-- EXERCISE --
Determine which lines contain the word "культур", then copy those lines.

>> begin GIVEN ENTRIES

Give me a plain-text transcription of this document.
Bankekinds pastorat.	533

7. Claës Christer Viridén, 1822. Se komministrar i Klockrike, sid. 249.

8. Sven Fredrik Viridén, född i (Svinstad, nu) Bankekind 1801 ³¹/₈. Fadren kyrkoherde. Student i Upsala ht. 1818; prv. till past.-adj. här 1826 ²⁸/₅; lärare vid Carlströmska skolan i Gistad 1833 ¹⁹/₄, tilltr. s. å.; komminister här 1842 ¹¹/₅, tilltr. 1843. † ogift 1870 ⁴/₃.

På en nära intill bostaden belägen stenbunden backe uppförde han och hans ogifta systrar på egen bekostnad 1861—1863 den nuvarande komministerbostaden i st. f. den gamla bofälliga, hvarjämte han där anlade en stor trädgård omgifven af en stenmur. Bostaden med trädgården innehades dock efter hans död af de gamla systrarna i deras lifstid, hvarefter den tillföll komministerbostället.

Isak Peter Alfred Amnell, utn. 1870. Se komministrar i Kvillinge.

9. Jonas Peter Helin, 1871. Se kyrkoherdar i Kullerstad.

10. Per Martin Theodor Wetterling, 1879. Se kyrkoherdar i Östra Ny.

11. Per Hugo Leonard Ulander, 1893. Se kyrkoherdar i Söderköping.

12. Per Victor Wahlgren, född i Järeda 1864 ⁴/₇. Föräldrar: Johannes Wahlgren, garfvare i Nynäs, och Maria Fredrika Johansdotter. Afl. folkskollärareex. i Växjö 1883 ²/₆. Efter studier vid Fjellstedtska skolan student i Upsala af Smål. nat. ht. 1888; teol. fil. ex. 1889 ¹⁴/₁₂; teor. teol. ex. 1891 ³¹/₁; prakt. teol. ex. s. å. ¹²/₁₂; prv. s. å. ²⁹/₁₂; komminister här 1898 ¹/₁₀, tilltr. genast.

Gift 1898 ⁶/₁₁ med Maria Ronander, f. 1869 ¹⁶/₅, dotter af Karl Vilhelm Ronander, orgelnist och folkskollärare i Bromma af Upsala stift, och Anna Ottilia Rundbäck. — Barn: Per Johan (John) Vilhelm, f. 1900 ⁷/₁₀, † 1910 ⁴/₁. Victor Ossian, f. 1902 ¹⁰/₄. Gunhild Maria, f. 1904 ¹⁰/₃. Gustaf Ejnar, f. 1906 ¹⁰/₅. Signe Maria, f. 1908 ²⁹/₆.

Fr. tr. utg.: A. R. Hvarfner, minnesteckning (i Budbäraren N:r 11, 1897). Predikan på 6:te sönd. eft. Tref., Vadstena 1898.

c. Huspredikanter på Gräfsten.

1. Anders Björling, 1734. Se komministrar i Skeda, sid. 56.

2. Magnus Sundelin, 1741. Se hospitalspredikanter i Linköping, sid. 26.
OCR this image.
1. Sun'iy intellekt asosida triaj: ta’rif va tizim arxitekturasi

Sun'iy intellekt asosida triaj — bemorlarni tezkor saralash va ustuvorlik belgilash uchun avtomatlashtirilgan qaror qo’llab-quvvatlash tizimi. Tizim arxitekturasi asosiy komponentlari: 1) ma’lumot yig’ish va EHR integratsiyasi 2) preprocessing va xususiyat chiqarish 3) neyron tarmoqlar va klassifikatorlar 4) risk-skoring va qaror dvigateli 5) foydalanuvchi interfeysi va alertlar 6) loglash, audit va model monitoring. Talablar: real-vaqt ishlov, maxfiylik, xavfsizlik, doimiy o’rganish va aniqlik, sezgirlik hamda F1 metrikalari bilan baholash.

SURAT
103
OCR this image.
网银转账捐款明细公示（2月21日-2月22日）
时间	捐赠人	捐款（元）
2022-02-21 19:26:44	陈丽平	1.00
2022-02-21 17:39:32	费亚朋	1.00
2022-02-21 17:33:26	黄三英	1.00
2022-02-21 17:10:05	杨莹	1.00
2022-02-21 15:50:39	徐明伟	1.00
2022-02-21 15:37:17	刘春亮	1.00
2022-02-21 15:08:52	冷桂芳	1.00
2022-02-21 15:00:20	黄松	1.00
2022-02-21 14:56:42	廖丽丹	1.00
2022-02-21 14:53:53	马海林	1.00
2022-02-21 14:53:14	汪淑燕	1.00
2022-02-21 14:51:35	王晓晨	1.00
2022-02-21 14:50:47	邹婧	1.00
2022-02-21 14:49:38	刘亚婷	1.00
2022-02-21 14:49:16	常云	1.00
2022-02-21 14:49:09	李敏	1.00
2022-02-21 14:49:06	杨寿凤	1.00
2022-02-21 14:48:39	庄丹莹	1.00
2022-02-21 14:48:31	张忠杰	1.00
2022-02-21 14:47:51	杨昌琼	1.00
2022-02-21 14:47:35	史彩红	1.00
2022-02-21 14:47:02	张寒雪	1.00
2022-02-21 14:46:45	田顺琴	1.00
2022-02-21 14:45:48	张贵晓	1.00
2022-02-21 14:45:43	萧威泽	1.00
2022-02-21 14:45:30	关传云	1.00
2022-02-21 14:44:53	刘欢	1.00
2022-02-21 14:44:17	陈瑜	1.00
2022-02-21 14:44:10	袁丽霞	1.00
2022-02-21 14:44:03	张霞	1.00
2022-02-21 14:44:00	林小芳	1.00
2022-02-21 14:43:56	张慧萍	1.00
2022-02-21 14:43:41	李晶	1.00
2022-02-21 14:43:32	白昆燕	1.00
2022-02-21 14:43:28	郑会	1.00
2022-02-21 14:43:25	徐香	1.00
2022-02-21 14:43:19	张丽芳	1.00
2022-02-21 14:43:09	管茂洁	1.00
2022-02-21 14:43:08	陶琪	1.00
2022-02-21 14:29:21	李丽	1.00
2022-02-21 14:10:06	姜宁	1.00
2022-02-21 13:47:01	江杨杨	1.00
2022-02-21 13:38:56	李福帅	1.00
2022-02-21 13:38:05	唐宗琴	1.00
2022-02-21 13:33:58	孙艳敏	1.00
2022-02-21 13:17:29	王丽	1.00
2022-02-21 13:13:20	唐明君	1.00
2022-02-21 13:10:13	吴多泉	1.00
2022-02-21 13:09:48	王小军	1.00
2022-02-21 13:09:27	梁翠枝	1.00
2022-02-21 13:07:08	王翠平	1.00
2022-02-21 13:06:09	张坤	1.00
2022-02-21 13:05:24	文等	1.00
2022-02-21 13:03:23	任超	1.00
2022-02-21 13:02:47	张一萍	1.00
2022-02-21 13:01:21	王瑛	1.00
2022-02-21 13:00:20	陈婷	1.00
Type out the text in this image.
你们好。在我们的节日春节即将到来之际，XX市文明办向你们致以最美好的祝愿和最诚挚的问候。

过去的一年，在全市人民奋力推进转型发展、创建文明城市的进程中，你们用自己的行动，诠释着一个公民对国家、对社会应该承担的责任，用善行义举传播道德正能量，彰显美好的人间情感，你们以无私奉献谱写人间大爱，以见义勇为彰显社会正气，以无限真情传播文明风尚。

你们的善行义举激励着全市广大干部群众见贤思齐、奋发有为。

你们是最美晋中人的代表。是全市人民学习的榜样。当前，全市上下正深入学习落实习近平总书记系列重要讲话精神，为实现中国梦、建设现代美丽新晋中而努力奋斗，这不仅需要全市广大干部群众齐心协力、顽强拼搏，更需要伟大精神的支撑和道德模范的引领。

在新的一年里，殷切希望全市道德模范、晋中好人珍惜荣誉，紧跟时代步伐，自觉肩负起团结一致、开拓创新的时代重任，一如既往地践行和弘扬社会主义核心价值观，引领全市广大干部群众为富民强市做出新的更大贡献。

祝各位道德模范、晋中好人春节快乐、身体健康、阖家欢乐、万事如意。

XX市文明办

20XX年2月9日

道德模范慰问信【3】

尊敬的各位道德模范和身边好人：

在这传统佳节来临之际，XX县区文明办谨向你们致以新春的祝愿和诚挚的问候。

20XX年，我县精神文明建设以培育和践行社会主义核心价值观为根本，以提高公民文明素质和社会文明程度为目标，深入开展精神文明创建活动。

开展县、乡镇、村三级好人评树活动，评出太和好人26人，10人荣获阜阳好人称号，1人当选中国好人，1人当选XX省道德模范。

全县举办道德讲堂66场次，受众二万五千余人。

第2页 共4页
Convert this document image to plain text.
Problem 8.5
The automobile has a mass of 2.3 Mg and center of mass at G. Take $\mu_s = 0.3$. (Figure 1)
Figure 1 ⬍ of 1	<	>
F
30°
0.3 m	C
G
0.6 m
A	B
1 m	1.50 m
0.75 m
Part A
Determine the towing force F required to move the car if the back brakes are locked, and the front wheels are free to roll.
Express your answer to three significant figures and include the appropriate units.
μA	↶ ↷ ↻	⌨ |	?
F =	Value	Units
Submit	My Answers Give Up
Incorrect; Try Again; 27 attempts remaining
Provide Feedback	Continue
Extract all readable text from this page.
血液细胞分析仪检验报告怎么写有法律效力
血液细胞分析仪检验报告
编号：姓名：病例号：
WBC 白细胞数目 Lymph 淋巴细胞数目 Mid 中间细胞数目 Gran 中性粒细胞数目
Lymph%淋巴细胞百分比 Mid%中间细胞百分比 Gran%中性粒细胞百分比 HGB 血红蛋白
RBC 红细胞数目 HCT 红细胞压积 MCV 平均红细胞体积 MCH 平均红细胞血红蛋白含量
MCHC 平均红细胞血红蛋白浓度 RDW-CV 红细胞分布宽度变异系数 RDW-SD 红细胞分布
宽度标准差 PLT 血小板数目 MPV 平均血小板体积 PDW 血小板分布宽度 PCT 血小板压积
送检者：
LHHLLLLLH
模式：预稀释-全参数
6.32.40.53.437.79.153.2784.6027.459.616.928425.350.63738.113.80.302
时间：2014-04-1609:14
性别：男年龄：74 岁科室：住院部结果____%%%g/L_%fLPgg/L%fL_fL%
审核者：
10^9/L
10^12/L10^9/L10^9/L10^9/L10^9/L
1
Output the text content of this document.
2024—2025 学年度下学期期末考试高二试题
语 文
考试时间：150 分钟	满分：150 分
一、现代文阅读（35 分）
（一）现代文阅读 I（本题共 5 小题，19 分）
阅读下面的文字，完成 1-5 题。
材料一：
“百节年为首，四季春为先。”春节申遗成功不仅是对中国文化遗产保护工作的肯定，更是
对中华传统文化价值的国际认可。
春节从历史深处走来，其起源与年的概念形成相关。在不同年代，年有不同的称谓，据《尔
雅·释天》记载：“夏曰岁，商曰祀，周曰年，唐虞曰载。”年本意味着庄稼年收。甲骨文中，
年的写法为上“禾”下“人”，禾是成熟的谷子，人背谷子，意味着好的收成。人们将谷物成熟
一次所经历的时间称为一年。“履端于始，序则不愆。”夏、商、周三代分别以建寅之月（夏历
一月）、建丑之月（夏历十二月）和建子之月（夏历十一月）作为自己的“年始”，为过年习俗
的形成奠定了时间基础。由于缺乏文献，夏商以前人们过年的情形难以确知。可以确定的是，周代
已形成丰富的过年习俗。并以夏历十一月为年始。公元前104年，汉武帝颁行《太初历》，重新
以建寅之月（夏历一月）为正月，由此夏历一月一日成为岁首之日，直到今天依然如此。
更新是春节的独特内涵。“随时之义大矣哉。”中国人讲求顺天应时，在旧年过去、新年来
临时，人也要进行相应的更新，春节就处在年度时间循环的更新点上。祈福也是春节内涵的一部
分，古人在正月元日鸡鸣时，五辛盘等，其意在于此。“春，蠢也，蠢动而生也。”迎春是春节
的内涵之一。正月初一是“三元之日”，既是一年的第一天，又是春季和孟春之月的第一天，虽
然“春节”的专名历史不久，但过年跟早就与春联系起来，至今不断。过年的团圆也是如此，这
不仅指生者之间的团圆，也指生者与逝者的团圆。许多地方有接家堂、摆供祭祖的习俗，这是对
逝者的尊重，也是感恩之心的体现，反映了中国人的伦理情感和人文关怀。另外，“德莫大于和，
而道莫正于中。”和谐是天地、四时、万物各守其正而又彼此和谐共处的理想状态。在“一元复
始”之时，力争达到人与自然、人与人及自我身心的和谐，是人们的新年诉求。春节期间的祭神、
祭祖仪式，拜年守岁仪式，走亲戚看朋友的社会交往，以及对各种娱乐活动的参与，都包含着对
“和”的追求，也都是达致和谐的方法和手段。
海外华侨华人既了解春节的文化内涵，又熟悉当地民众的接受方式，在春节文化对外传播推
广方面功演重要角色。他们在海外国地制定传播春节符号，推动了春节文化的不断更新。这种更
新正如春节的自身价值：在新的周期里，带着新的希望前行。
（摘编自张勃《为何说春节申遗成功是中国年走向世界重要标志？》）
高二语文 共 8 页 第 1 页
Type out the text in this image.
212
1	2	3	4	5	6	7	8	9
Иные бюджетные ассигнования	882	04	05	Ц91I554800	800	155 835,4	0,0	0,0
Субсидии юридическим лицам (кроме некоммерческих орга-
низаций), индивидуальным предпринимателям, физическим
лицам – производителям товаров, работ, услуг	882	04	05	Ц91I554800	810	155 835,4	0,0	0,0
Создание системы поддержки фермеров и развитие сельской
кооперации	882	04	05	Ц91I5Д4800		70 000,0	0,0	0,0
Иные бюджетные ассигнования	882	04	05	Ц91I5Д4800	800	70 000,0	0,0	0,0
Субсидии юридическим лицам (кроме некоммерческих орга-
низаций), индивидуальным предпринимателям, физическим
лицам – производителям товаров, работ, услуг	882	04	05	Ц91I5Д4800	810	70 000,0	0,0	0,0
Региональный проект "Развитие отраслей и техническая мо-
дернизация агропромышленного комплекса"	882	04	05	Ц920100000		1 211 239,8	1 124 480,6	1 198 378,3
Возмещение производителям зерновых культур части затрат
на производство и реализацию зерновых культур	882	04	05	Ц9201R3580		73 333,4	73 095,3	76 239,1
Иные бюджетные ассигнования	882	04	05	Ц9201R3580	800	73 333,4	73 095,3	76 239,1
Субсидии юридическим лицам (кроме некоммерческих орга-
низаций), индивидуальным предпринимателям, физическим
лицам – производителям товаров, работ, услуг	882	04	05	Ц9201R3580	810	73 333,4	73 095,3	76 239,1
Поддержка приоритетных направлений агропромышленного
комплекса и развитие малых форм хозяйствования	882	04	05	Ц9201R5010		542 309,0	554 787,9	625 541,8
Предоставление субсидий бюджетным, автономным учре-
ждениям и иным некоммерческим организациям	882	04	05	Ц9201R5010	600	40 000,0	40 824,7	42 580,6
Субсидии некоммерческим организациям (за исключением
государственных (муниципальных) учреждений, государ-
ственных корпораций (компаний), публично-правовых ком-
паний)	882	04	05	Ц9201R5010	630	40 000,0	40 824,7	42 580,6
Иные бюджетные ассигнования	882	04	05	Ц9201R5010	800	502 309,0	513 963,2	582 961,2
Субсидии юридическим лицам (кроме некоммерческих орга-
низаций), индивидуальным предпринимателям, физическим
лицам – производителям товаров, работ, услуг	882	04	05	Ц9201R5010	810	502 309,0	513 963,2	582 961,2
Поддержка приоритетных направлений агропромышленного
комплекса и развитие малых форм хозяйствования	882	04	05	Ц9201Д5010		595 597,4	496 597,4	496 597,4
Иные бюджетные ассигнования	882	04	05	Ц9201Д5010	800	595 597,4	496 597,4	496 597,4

>> end GIVEN ENTRIES

-- WRITTEN ANSWER --
Возмещение производителям зерновых культур части затрат
на производство и реализацию зерновых культур	882	04	05	Ц9201R3580		73 333,4	73 095,3	76 239,1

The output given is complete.